* **What the task requires**:
How many lines in this data contain the string "oben"? Reply with the number only.

* **Excerpted records**:
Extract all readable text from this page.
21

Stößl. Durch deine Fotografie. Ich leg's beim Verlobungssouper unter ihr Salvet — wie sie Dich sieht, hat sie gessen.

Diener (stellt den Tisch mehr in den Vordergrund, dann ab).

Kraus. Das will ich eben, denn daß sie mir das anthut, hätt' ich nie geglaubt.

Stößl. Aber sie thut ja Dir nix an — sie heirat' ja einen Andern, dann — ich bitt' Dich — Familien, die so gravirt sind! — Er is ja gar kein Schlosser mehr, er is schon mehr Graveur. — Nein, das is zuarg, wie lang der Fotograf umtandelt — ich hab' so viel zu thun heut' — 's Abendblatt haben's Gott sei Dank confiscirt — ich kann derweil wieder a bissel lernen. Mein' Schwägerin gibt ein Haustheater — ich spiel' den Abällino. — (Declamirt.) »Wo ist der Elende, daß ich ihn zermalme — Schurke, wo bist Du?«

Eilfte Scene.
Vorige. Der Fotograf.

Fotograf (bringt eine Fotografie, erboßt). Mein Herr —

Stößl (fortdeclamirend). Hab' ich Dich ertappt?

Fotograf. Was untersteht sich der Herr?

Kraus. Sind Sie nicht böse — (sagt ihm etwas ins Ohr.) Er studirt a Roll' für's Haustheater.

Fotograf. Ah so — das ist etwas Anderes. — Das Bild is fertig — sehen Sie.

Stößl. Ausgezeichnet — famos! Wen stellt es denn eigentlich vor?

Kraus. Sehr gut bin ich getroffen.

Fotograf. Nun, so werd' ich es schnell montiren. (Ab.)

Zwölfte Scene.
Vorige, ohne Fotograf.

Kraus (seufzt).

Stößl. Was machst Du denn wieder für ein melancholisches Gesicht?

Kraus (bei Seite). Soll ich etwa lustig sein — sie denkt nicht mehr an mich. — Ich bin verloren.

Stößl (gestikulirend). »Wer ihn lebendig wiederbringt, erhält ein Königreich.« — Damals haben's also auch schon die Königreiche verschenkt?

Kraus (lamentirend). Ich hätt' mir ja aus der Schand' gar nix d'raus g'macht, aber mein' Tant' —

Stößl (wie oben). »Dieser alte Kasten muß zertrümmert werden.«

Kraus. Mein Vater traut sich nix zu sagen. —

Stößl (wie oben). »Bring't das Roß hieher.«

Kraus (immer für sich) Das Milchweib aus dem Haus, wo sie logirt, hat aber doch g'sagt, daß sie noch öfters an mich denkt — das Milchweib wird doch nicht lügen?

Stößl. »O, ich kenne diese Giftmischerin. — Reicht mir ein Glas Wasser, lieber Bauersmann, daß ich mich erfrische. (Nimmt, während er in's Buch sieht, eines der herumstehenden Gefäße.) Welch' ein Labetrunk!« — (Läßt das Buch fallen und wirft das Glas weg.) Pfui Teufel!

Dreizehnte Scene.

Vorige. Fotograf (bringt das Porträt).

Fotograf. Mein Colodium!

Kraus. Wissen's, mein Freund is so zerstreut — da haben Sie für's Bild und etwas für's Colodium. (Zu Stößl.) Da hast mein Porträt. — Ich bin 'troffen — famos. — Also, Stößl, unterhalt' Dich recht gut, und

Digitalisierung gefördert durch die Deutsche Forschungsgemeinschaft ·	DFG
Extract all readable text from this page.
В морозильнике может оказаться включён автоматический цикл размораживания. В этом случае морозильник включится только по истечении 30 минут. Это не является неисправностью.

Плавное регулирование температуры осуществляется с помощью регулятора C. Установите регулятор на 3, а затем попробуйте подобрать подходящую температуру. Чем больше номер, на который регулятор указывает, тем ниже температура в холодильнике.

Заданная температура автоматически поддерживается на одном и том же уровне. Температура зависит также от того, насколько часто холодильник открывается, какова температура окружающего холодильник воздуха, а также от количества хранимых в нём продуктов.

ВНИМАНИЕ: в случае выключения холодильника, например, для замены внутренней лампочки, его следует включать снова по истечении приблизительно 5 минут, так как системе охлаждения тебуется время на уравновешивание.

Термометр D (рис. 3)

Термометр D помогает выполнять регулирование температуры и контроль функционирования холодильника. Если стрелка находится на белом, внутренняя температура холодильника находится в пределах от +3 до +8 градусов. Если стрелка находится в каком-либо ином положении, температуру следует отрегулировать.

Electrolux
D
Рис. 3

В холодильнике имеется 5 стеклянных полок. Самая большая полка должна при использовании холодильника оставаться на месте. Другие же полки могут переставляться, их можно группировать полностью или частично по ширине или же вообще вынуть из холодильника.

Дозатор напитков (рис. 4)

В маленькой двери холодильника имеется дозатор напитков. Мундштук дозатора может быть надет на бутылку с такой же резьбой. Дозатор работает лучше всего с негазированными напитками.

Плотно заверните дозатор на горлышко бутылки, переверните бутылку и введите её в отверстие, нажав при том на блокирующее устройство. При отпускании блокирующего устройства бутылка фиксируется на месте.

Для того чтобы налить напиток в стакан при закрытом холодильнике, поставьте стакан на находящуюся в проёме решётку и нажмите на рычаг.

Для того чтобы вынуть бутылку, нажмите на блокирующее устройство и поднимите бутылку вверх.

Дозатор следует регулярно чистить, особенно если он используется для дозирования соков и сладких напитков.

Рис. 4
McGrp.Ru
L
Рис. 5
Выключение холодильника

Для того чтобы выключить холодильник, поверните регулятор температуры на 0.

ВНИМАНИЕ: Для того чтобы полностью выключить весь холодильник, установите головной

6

* **Correct result**:
2